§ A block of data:
***

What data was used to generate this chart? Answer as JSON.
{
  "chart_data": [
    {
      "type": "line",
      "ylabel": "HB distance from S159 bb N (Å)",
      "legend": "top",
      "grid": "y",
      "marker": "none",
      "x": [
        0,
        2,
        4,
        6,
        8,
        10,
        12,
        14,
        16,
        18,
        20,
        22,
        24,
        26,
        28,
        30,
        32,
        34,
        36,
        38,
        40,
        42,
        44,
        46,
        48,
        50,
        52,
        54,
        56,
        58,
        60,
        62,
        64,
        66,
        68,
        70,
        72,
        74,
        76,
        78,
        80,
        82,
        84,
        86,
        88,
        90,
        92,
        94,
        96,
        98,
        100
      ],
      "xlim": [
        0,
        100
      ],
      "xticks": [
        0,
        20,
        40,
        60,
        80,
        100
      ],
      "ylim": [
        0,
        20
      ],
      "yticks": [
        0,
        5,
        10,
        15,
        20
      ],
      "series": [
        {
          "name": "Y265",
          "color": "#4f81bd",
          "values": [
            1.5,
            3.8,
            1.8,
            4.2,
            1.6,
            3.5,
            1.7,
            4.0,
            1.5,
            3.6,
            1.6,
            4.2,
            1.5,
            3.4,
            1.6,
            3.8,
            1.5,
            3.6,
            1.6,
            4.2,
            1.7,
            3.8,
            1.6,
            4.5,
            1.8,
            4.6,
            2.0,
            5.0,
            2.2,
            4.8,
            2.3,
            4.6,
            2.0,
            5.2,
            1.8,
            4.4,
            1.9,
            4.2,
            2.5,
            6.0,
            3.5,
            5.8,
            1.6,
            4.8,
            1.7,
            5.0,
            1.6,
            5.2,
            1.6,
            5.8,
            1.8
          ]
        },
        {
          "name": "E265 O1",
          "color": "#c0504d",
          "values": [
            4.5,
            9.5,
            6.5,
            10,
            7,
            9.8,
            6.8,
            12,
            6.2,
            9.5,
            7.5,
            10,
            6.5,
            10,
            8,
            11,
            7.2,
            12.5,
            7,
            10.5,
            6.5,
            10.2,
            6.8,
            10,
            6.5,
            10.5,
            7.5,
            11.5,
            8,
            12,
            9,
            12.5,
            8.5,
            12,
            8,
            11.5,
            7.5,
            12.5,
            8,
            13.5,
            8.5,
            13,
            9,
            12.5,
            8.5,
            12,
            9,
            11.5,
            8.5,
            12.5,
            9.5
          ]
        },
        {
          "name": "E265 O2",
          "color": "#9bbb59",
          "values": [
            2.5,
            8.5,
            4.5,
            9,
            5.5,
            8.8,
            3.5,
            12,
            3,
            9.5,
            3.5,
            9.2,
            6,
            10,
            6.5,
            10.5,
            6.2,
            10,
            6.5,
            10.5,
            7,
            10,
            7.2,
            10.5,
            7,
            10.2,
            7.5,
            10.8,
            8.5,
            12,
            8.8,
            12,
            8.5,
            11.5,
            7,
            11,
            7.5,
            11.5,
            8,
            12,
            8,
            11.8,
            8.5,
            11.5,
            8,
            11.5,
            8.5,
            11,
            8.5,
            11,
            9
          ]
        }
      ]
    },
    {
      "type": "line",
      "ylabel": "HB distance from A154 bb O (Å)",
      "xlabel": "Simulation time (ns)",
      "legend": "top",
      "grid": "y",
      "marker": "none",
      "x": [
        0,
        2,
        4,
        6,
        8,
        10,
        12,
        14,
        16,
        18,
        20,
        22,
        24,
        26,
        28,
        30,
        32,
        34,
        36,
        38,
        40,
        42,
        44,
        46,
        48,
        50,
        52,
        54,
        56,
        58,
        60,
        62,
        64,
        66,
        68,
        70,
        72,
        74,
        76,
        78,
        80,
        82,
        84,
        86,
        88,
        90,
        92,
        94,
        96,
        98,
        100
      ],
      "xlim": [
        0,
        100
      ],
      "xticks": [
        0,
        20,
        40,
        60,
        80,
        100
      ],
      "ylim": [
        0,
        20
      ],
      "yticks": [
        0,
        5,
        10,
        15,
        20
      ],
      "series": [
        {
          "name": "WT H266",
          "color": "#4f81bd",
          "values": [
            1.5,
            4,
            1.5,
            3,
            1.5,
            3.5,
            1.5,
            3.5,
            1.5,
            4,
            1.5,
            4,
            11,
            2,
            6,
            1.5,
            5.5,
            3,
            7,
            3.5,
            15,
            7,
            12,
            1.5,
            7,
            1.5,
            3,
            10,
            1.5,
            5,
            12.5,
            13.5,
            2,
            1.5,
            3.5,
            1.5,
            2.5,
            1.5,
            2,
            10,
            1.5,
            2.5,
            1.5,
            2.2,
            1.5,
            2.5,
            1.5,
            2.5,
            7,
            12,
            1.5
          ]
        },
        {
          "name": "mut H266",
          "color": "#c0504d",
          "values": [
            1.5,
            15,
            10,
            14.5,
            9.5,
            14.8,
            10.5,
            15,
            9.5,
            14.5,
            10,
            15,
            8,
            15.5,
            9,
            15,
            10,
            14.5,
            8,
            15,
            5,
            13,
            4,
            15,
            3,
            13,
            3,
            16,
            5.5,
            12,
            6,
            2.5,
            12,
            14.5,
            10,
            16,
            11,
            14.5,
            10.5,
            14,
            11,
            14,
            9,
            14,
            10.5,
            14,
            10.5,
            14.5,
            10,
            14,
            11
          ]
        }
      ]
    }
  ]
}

***

§ EXERCISE REQUIREMENTS: Every entry should be printed again exactly as written.

§ EXERCISE RESULT:
What data was used to generate this chart? Answer as JSON.
{
  "chart_data": [
    {
      "type": "line",
      "ylabel": "HB distance from S159 bb N (Å)",
      "legend": "top",
      "grid": "y",
      "marker": "none",
      "x": [
        0,
        2,
        4,
        6,
        8,
        10,
        12,
        14,
        16,
        18,
        20,
        22,
        24,
        26,
        28,
        30,
        32,
        34,
        36,
        38,
        40,
        42,
        44,
        46,
        48,
        50,
        52,
        54,
        56,
        58,
        60,
        62,
        64,
        66,
        68,
        70,
        72,
        74,
        76,
        78,
        80,
        82,
        84,
        86,
        88,
        90,
        92,
        94,
        96,
        98,
        100
      ],
      "xlim": [
        0,
        100
      ],
      "xticks": [
        0,
        20,
        40,
        60,
        80,
        100
      ],
      "ylim": [
        0,
        20
      ],
      "yticks": [
        0,
        5,
        10,
        15,
        20
      ],
      "series": [
        {
          "name": "Y265",
          "color": "#4f81bd",
          "values": [
            1.5,
            3.8,
            1.8,
            4.2,
            1.6,
            3.5,
            1.7,
            4.0,
            1.5,
            3.6,
            1.6,
            4.2,
            1.5,
            3.4,
            1.6,
            3.8,
            1.5,
            3.6,
            1.6,
            4.2,
            1.7,
            3.8,
            1.6,
            4.5,
            1.8,
            4.6,
            2.0,
            5.0,
            2.2,
            4.8,
            2.3,
            4.6,
            2.0,
            5.2,
            1.8,
            4.4,
            1.9,
            4.2,
            2.5,
            6.0,
            3.5,
            5.8,
            1.6,
            4.8,
            1.7,
            5.0,
            1.6,
            5.2,
            1.6,
            5.8,
            1.8
          ]
        },
        {
          "name": "E265 O1",
          "color": "#c0504d",
          "values": [
            4.5,
            9.5,
            6.5,
            10,
            7,
            9.8,
            6.8,
            12,
            6.2,
            9.5,
            7.5,
            10,
            6.5,
            10,
            8,
            11,
            7.2,
            12.5,
            7,
            10.5,
            6.5,
            10.2,
            6.8,
            10,
            6.5,
            10.5,
            7.5,
            11.5,
            8,
            12,
            9,
            12.5,
            8.5,
            12,
            8,
            11.5,
            7.5,
            12.5,
            8,
            13.5,
            8.5,
            13,
            9,
            12.5,
            8.5,
            12,
            9,
            11.5,
            8.5,
            12.5,
            9.5
          ]
        },
        {
          "name": "E265 O2",
          "color": "#9bbb59",
          "values": [
            2.5,
            8.5,
            4.5,
            9,
            5.5,
            8.8,
            3.5,
            12,
            3,
            9.5,
            3.5,
            9.2,
            6,
            10,
            6.5,
            10.5,
            6.2,
            10,
            6.5,
            10.5,
            7,
            10,
            7.2,
            10.5,
            7,
            10.2,
            7.5,
            10.8,
            8.5,
            12,
            8.8,
            12,
            8.5,
            11.5,
            7,
            11,
            7.5,
            11.5,
            8,
            12,
            8,
            11.8,
            8.5,
            11.5,
            8,
            11.5,
            8.5,
            11,
            8.5,
            11,
            9
          ]
        }
      ]
    },
    {
      "type": "line",
      "ylabel": "HB distance from A154 bb O (Å)",
      "xlabel": "Simulation time (ns)",
      "legend": "top",
      "grid": "y",
      "marker": "none",
      "x": [
        0,
        2,
        4,
        6,
        8,
        10,
        12,
        14,
        16,
        18,
        20,
        22,
        24,
        26,
        28,
        30,
        32,
        34,
        36,
        38,
        40,
        42,
        44,
        46,
        48,
        50,
        52,
        54,
        56,
        58,
        60,
        62,
        64,
        66,
        68,
        70,
        72,
        74,
        76,
        78,
        80,
        82,
        84,
        86,
        88,
        90,
        92,
        94,
        96,
        98,
        100
      ],
      "xlim": [
        0,
        100
      ],
      "xticks": [
        0,
        20,
        40,
        60,
        80,
        100
      ],
      "ylim": [
        0,
        20
      ],
      "yticks": [
        0,
        5,
        10,
        15,
        20
      ],
      "series": [
        {
          "name": "WT H266",
          "color": "#4f81bd",
          "values": [
            1.5,
            4,
            1.5,
            3,
            1.5,
            3.5,
            1.5,
            3.5,
            1.5,
            4,
            1.5,
            4,
            11,
            2,
            6,
            1.5,
            5.5,
            3,
            7,
            3.5,
            15,
            7,
            12,
            1.5,
            7,
            1.5,
            3,
            10,
            1.5,
            5,
            12.5,
            13.5,
            2,
            1.5,
            3.5,
            1.5,
            2.5,
            1.5,
            2,
            10,
            1.5,
            2.5,
            1.5,
            2.2,
            1.5,
            2.5,
            1.5,
            2.5,
            7,
            12,
            1.5
          ]
        },
        {
          "name": "mut H266",
          "color": "#c0504d",
          "values": [
            1.5,
            15,
            10,
            14.5,
            9.5,
            14.8,
            10.5,
            15,
            9.5,
            14.5,
            10,
            15,
            8,
            15.5,
            9,
            15,
            10,
            14.5,
            8,
            15,
            5,
            13,
            4,
            15,
            3,
            13,
            3,
            16,
            5.5,
            12,
            6,
            2.5,
            12,
            14.5,
            10,
            16,
            11,
            14.5,
            10.5,
            14,
            11,
            14,
            9,
            14,
            10.5,
            14,
            10.5,
            14.5,
            10,
            14,
            11
          ]
        }
      ]
    }
  ]
}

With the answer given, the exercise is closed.